**Work to be completed**
Scan the material and copy every line in which "calculate" appears.

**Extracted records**
◆ ◆ ◆ ◆

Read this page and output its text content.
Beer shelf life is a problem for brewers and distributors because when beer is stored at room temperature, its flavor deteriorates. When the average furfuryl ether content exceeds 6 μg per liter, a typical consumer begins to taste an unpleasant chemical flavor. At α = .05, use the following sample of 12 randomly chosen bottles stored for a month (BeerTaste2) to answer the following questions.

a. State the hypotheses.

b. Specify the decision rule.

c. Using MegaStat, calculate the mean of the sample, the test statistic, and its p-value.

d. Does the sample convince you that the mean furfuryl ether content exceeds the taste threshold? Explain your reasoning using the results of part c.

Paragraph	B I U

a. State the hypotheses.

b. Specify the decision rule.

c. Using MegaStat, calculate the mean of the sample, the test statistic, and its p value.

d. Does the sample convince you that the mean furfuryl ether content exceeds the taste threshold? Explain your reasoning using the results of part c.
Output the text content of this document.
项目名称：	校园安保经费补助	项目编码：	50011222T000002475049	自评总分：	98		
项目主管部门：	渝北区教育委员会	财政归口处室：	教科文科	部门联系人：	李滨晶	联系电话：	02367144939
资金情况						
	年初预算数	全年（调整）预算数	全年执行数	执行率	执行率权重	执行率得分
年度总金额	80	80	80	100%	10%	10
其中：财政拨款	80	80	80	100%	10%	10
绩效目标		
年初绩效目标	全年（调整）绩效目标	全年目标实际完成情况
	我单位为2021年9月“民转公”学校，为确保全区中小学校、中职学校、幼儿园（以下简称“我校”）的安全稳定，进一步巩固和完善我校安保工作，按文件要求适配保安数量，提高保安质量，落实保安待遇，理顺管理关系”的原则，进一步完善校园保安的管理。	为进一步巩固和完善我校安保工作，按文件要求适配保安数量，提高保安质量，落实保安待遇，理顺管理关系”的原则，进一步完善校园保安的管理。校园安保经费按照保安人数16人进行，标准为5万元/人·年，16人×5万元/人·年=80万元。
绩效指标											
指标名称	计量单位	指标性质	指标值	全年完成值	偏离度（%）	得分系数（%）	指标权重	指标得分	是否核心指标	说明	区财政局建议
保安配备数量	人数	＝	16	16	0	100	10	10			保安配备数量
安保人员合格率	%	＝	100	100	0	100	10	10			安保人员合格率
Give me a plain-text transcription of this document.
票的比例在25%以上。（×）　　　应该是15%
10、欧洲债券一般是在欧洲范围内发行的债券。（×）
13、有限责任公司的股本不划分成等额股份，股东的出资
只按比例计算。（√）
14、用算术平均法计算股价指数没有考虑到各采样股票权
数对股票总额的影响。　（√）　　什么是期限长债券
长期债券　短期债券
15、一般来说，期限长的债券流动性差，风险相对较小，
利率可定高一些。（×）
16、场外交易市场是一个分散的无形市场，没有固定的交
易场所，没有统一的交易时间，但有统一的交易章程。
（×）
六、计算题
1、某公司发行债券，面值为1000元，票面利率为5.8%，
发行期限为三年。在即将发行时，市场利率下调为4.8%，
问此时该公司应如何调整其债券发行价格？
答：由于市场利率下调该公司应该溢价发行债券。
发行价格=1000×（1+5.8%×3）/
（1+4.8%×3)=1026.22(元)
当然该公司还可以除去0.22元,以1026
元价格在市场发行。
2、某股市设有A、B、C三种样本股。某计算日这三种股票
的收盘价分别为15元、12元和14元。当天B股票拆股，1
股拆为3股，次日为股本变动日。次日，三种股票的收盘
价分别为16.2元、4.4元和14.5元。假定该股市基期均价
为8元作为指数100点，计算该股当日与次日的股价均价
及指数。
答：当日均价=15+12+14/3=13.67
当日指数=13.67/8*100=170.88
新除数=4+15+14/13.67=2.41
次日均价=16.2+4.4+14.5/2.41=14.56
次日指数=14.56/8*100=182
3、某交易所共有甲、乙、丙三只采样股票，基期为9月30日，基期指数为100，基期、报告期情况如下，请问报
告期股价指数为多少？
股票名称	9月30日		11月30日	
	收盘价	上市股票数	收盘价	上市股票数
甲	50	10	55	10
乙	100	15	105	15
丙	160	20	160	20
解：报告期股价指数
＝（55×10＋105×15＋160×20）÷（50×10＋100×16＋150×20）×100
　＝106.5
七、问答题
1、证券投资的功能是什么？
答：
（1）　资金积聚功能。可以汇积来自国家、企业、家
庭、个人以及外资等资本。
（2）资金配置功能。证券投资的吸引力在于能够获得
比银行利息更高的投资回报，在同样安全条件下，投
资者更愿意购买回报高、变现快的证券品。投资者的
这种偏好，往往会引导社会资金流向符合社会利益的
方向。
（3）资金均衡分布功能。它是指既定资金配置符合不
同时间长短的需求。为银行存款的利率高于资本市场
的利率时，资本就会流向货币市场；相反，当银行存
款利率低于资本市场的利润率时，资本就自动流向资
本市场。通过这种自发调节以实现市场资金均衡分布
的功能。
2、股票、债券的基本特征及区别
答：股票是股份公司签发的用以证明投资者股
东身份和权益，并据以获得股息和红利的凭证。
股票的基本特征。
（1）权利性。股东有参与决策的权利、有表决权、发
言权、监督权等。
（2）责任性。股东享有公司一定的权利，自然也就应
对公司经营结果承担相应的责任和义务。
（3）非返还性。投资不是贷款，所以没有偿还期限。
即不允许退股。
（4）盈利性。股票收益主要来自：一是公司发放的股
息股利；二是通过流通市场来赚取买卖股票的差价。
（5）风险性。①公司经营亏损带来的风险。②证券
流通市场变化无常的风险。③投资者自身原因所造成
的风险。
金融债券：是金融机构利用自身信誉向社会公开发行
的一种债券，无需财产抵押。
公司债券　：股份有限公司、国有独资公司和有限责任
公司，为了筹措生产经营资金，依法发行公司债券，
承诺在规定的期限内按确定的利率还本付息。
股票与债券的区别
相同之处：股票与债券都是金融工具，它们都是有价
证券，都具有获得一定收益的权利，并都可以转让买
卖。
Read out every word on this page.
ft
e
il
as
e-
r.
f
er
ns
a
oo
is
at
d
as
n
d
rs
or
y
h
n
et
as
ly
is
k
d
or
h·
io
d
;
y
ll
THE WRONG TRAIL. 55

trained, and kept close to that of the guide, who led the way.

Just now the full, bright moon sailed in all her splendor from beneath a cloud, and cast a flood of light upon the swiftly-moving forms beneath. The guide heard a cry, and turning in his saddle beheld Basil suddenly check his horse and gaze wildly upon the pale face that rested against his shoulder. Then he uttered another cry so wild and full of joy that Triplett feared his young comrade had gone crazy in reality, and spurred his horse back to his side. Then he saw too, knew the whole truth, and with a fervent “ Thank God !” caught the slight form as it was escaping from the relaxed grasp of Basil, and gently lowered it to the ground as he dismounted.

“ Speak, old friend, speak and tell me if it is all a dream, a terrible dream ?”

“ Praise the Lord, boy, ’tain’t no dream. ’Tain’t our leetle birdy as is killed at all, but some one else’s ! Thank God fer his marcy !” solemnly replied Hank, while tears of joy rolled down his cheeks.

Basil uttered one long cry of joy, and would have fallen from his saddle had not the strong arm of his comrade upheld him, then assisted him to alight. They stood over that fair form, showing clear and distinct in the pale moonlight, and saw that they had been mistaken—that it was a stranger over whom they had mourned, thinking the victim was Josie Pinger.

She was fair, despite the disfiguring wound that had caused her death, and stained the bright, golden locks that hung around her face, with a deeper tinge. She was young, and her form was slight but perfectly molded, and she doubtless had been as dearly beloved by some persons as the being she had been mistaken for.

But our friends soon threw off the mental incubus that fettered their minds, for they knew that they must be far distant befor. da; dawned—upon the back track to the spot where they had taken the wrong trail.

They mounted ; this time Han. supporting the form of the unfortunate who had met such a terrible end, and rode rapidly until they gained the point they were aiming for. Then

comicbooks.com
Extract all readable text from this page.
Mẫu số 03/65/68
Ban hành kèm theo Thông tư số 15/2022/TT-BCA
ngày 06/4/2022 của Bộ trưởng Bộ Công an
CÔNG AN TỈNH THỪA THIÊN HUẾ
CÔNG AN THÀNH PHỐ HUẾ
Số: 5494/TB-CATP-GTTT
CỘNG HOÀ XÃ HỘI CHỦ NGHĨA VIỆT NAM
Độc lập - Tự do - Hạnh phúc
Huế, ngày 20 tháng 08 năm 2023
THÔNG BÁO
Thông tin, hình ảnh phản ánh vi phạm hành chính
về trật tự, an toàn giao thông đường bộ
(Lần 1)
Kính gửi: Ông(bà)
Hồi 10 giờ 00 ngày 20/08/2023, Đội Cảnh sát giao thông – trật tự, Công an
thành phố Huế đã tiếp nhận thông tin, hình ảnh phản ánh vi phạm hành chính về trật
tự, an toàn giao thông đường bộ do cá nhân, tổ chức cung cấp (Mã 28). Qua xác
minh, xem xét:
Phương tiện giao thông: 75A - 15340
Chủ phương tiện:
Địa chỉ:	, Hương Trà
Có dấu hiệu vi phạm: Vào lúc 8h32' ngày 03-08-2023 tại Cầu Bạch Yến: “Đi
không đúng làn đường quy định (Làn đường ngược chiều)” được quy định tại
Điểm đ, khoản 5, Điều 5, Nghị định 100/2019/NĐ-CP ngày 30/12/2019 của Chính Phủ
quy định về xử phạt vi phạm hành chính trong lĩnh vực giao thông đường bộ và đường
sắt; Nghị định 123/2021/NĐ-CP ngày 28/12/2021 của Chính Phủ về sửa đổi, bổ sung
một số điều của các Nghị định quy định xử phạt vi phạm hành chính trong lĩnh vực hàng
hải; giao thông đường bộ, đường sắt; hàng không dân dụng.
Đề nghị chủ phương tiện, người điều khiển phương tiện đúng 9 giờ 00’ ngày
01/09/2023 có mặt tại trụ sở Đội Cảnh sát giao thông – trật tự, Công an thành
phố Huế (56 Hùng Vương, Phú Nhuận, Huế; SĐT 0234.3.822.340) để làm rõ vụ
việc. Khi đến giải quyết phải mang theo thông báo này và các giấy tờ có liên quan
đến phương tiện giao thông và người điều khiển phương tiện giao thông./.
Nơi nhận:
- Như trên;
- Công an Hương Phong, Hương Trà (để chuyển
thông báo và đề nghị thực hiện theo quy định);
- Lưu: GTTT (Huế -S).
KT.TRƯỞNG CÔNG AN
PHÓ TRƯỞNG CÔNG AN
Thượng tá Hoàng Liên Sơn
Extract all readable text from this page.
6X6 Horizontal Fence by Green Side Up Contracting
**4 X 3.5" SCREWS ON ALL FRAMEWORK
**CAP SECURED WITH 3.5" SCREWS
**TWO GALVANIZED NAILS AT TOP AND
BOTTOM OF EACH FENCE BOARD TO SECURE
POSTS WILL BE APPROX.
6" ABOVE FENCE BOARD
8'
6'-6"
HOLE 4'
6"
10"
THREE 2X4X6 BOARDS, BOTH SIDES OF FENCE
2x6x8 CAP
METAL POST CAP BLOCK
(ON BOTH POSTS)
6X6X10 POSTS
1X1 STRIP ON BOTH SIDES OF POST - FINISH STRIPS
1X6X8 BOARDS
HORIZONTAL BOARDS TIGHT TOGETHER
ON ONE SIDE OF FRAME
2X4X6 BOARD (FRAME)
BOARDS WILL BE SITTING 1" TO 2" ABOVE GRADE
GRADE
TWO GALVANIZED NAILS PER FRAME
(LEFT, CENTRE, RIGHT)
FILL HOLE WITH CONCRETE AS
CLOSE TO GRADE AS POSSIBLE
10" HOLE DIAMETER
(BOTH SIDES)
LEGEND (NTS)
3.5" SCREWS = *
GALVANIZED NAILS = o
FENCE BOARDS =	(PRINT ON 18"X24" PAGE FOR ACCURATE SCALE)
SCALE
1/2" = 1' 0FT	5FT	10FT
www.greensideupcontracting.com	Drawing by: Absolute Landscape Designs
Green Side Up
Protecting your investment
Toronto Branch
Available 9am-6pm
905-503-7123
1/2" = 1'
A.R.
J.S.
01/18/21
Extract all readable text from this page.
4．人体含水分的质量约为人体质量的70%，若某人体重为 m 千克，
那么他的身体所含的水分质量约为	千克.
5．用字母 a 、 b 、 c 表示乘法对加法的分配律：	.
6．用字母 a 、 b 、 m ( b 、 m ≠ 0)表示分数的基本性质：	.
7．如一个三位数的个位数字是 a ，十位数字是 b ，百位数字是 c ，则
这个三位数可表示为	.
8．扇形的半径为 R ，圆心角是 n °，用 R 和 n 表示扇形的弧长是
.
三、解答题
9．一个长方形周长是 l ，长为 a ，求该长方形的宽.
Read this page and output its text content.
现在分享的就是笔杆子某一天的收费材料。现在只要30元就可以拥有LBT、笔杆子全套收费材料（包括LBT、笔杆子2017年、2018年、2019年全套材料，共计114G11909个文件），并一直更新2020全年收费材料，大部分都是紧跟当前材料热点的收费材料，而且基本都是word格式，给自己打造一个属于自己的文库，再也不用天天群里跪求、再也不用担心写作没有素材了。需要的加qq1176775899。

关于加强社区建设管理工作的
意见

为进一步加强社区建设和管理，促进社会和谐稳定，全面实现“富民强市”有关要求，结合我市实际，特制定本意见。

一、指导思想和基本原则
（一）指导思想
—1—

◆ ◆ ◆ ◆

**Problem solution**
c. Using MegaStat, calculate the mean of the sample, the test statistic, and its p-value.
c. Using MegaStat, calculate the mean of the sample, the test statistic, and its p value.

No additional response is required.